> Exercise brief
Repeat all the lines below exactly, but omit the pictures.

======== Data provided ========

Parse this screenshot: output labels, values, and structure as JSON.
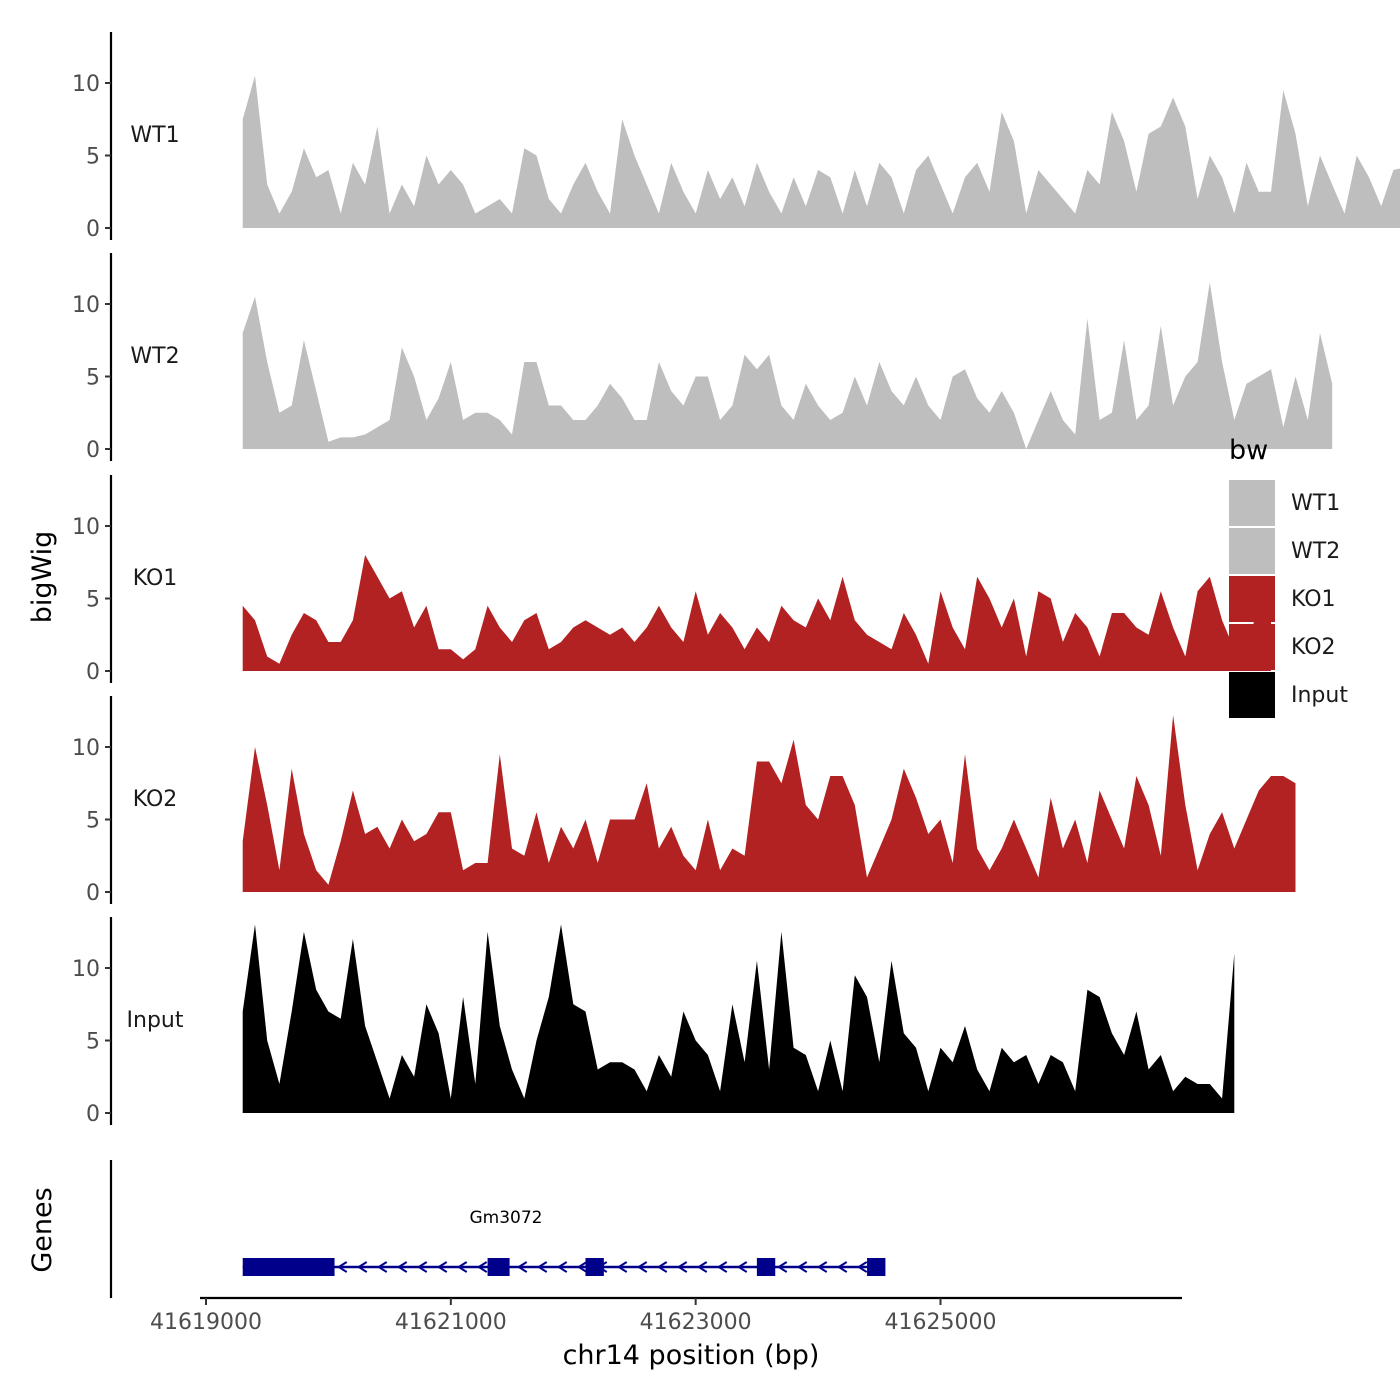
{
  "chart_data": {
    "type": "area",
    "title": "",
    "xlabel": "chr14 position (bp)",
    "ylabel": "bigWig",
    "genes_label": "Genes",
    "xlim": [
      41619000,
      41626800
    ],
    "ylim": [
      0,
      14
    ],
    "x_ticks": [
      41619000,
      41621000,
      41623000,
      41625000
    ],
    "x_tick_labels": [
      "41619000",
      "41621000",
      "41623000",
      "41625000"
    ],
    "y_ticks": [
      0,
      5,
      10
    ],
    "y_tick_labels": [
      "0",
      "5",
      "10"
    ],
    "x_start": 41619300,
    "x_step": 100,
    "legend": {
      "title": "bw",
      "items": [
        {
          "label": "WT1",
          "color": "#BEBEBE"
        },
        {
          "label": "WT2",
          "color": "#BEBEBE"
        },
        {
          "label": "KO1",
          "color": "#B22222"
        },
        {
          "label": "KO2",
          "color": "#B22222"
        },
        {
          "label": "Input",
          "color": "#000000"
        }
      ]
    },
    "series": [
      {
        "name": "WT1",
        "color": "#BEBEBE",
        "values": [
          7.5,
          10.5,
          3,
          1,
          2.5,
          5.5,
          3.5,
          4,
          1,
          4.5,
          3,
          7,
          1,
          3,
          1.5,
          5,
          3,
          4,
          3,
          1,
          1.5,
          2,
          1,
          5.5,
          5,
          2,
          1,
          3,
          4.5,
          2.5,
          1,
          7.5,
          5,
          3,
          1,
          4.5,
          2.5,
          1,
          4,
          2,
          3.5,
          1.5,
          4.5,
          2.5,
          1,
          3.5,
          1.5,
          4,
          3.5,
          1,
          4,
          1.5,
          4.5,
          3.5,
          1,
          4,
          5,
          3,
          1,
          3.5,
          4.5,
          2.5,
          8,
          6,
          1,
          4,
          3,
          2,
          1,
          4,
          3,
          8,
          6,
          2.5,
          6.5,
          7,
          9,
          7,
          2,
          5,
          3.5,
          1,
          4.5,
          2.5,
          2.5,
          9.5,
          6.5,
          1.5,
          5,
          3,
          1,
          5,
          3.5,
          1.5,
          4,
          4.2
        ]
      },
      {
        "name": "WT2",
        "color": "#BEBEBE",
        "values": [
          8,
          10.5,
          6,
          2.5,
          3,
          7.5,
          4,
          0.5,
          0.8,
          0.8,
          1,
          1.5,
          2,
          7,
          5,
          2,
          3.5,
          6,
          2,
          2.5,
          2.5,
          2,
          1,
          6,
          6,
          3,
          3,
          2,
          2,
          3,
          4.5,
          3.5,
          2,
          2,
          6,
          4,
          3,
          5,
          5,
          2,
          3,
          6.5,
          5.5,
          6.5,
          3,
          2,
          4.5,
          3,
          2,
          2.5,
          5,
          3,
          6,
          4,
          3,
          5,
          3,
          2,
          5,
          5.5,
          3.5,
          2.5,
          4,
          2.5,
          0,
          2,
          4,
          2,
          1,
          9,
          2,
          2.5,
          7.5,
          2,
          3,
          8.5,
          3,
          5,
          6,
          11.5,
          6,
          2,
          4.5,
          5,
          5.5,
          1.5,
          5,
          2,
          8,
          4.5
        ]
      },
      {
        "name": "KO1",
        "color": "#B22222",
        "values": [
          4.5,
          3.5,
          1,
          0.5,
          2.5,
          4,
          3.5,
          2,
          2,
          3.5,
          8,
          6.5,
          5,
          5.5,
          3,
          4.5,
          1.5,
          1.5,
          0.8,
          1.5,
          4.5,
          3,
          2,
          3.5,
          4,
          1.5,
          2,
          3,
          3.5,
          3,
          2.5,
          3,
          2,
          3,
          4.5,
          3,
          2,
          5.5,
          2.5,
          4,
          3,
          1.5,
          3,
          2,
          4.5,
          3.5,
          3,
          5,
          3.5,
          6.5,
          3.5,
          2.5,
          2,
          1.5,
          4,
          2.5,
          0.5,
          5.5,
          3,
          1.5,
          6.5,
          5,
          3,
          5,
          1,
          5.5,
          5,
          2,
          4,
          3,
          1,
          4,
          4,
          3,
          2.5,
          5.5,
          3,
          1,
          5.5,
          6.5,
          3.5,
          1.5,
          1,
          5,
          5
        ]
      },
      {
        "name": "KO2",
        "color": "#B22222",
        "values": [
          3.5,
          10,
          6,
          1.5,
          8.5,
          4,
          1.5,
          0.5,
          3.5,
          7,
          4,
          4.5,
          3,
          5,
          3.5,
          4,
          5.5,
          5.5,
          1.5,
          2,
          2,
          9.5,
          3,
          2.5,
          5.5,
          2,
          4.5,
          3,
          5,
          2,
          5,
          5,
          5,
          7.5,
          3,
          4.5,
          2.5,
          1.5,
          5,
          1.5,
          3,
          2.5,
          9,
          9,
          7.5,
          10.5,
          6,
          5,
          8,
          8,
          6,
          1,
          3,
          5,
          8.5,
          6.5,
          4,
          5,
          2,
          9.5,
          3,
          1.5,
          3,
          5,
          3,
          1,
          6.5,
          3,
          5,
          2,
          7,
          5,
          3,
          8,
          6,
          2.5,
          12.2,
          6,
          1.5,
          4,
          5.5,
          3,
          5,
          7,
          8,
          8,
          7.5
        ]
      },
      {
        "name": "Input",
        "color": "#000000",
        "values": [
          7,
          13,
          5,
          2,
          7,
          12.5,
          8.5,
          7,
          6.5,
          12,
          6,
          3.5,
          1,
          4,
          2.5,
          7.5,
          5.5,
          1,
          8,
          2,
          12.5,
          6,
          3,
          1,
          5,
          8,
          13,
          7.5,
          7,
          3,
          3.5,
          3.5,
          3,
          1.5,
          4,
          2.5,
          7,
          5,
          4,
          1.5,
          7.5,
          3.5,
          10.5,
          3,
          12.5,
          4.5,
          4,
          1.5,
          5,
          1.5,
          9.5,
          8,
          3.5,
          10.5,
          5.5,
          4.5,
          1.5,
          4.5,
          3.5,
          6,
          3,
          1.5,
          4.5,
          3.5,
          4,
          2,
          4,
          3.5,
          1.5,
          8.5,
          8,
          5.5,
          4,
          7,
          3,
          4,
          1.5,
          2.5,
          2,
          2,
          1,
          11
        ]
      }
    ],
    "genes": [
      {
        "name": "Gm3072",
        "strand": "-",
        "start": 41619300,
        "end": 41624500,
        "exons": [
          [
            41619300,
            41620050
          ],
          [
            41621300,
            41621480
          ],
          [
            41622100,
            41622250
          ],
          [
            41623500,
            41623650
          ],
          [
            41624400,
            41624550
          ]
        ]
      }
    ]
  }
}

========

> Written response
Parse this screenshot: output labels, values, and structure as JSON.
{
  "chart_data": {
    "type": "area",
    "title": "",
    "xlabel": "chr14 position (bp)",
    "ylabel": "bigWig",
    "genes_label": "Genes",
    "xlim": [
      41619000,
      41626800
    ],
    "ylim": [
      0,
      14
    ],
    "x_ticks": [
      41619000,
      41621000,
      41623000,
      41625000
    ],
    "x_tick_labels": [
      "41619000",
      "41621000",
      "41623000",
      "41625000"
    ],
    "y_ticks": [
      0,
      5,
      10
    ],
    "y_tick_labels": [
      "0",
      "5",
      "10"
    ],
    "x_start": 41619300,
    "x_step": 100,
    "legend": {
      "title": "bw",
      "items": [
        {
          "label": "WT1",
          "color": "#BEBEBE"
        },
        {
          "label": "WT2",
          "color": "#BEBEBE"
        },
        {
          "label": "KO1",
          "color": "#B22222"
        },
        {
          "label": "KO2",
          "color": "#B22222"
        },
        {
          "label": "Input",
          "color": "#000000"
        }
      ]
    },
    "series": [
      {
        "name": "WT1",
        "color": "#BEBEBE",
        "values": [
          7.5,
          10.5,
          3,
          1,
          2.5,
          5.5,
          3.5,
          4,
          1,
          4.5,
          3,
          7,
          1,
          3,
          1.5,
          5,
          3,
          4,
          3,
          1,
          1.5,
          2,
          1,
          5.5,
          5,
          2,
          1,
          3,
          4.5,
          2.5,
          1,
          7.5,
          5,
          3,
          1,
          4.5,
          2.5,
          1,
          4,
          2,
          3.5,
          1.5,
          4.5,
          2.5,
          1,
          3.5,
          1.5,
          4,
          3.5,
          1,
          4,
          1.5,
          4.5,
          3.5,
          1,
          4,
          5,
          3,
          1,
          3.5,
          4.5,
          2.5,
          8,
          6,
          1,
          4,
          3,
          2,
          1,
          4,
          3,
          8,
          6,
          2.5,
          6.5,
          7,
          9,
          7,
          2,
          5,
          3.5,
          1,
          4.5,
          2.5,
          2.5,
          9.5,
          6.5,
          1.5,
          5,
          3,
          1,
          5,
          3.5,
          1.5,
          4,
          4.2
        ]
      },
      {
        "name": "WT2",
        "color": "#BEBEBE",
        "values": [
          8,
          10.5,
          6,
          2.5,
          3,
          7.5,
          4,
          0.5,
          0.8,
          0.8,
          1,
          1.5,
          2,
          7,
          5,
          2,
          3.5,
          6,
          2,
          2.5,
          2.5,
          2,
          1,
          6,
          6,
          3,
          3,
          2,
          2,
          3,
          4.5,
          3.5,
          2,
          2,
          6,
          4,
          3,
          5,
          5,
          2,
          3,
          6.5,
          5.5,
          6.5,
          3,
          2,
          4.5,
          3,
          2,
          2.5,
          5,
          3,
          6,
          4,
          3,
          5,
          3,
          2,
          5,
          5.5,
          3.5,
          2.5,
          4,
          2.5,
          0,
          2,
          4,
          2,
          1,
          9,
          2,
          2.5,
          7.5,
          2,
          3,
          8.5,
          3,
          5,
          6,
          11.5,
          6,
          2,
          4.5,
          5,
          5.5,
          1.5,
          5,
          2,
          8,
          4.5
        ]
      },
      {
        "name": "KO1",
        "color": "#B22222",
        "values": [
          4.5,
          3.5,
          1,
          0.5,
          2.5,
          4,
          3.5,
          2,
          2,
          3.5,
          8,
          6.5,
          5,
          5.5,
          3,
          4.5,
          1.5,
          1.5,
          0.8,
          1.5,
          4.5,
          3,
          2,
          3.5,
          4,
          1.5,
          2,
          3,
          3.5,
          3,
          2.5,
          3,
          2,
          3,
          4.5,
          3,
          2,
          5.5,
          2.5,
          4,
          3,
          1.5,
          3,
          2,
          4.5,
          3.5,
          3,
          5,
          3.5,
          6.5,
          3.5,
          2.5,
          2,
          1.5,
          4,
          2.5,
          0.5,
          5.5,
          3,
          1.5,
          6.5,
          5,
          3,
          5,
          1,
          5.5,
          5,
          2,
          4,
          3,
          1,
          4,
          4,
          3,
          2.5,
          5.5,
          3,
          1,
          5.5,
          6.5,
          3.5,
          1.5,
          1,
          5,
          5
        ]
      },
      {
        "name": "KO2",
        "color": "#B22222",
        "values": [
          3.5,
          10,
          6,
          1.5,
          8.5,
          4,
          1.5,
          0.5,
          3.5,
          7,
          4,
          4.5,
          3,
          5,
          3.5,
          4,
          5.5,
          5.5,
          1.5,
          2,
          2,
          9.5,
          3,
          2.5,
          5.5,
          2,
          4.5,
          3,
          5,
          2,
          5,
          5,
          5,
          7.5,
          3,
          4.5,
          2.5,
          1.5,
          5,
          1.5,
          3,
          2.5,
          9,
          9,
          7.5,
          10.5,
          6,
          5,
          8,
          8,
          6,
          1,
          3,
          5,
          8.5,
          6.5,
          4,
          5,
          2,
          9.5,
          3,
          1.5,
          3,
          5,
          3,
          1,
          6.5,
          3,
          5,
          2,
          7,
          5,
          3,
          8,
          6,
          2.5,
          12.2,
          6,
          1.5,
          4,
          5.5,
          3,
          5,
          7,
          8,
          8,
          7.5
        ]
      },
      {
        "name": "Input",
        "color": "#000000",
        "values": [
          7,
          13,
          5,
          2,
          7,
          12.5,
          8.5,
          7,
          6.5,
          12,
          6,
          3.5,
          1,
          4,
          2.5,
          7.5,
          5.5,
          1,
          8,
          2,
          12.5,
          6,
          3,
          1,
          5,
          8,
          13,
          7.5,
          7,
          3,
          3.5,
          3.5,
          3,
          1.5,
          4,
          2.5,
          7,
          5,
          4,
          1.5,
          7.5,
          3.5,
          10.5,
          3,
          12.5,
          4.5,
          4,
          1.5,
          5,
          1.5,
          9.5,
          8,
          3.5,
          10.5,
          5.5,
          4.5,
          1.5,
          4.5,
          3.5,
          6,
          3,
          1.5,
          4.5,
          3.5,
          4,
          2,
          4,
          3.5,
          1.5,
          8.5,
          8,
          5.5,
          4,
          7,
          3,
          4,
          1.5,
          2.5,
          2,
          2,
          1,
          11
        ]
      }
    ],
    "genes": [
      {
        "name": "Gm3072",
        "strand": "-",
        "start": 41619300,
        "end": 41624500,
        "exons": [
          [
            41619300,
            41620050
          ],
          [
            41621300,
            41621480
          ],
          [
            41622100,
            41622250
          ],
          [
            41623500,
            41623650
          ],
          [
            41624400,
            41624550
          ]
        ]
      }
    ]
  }
}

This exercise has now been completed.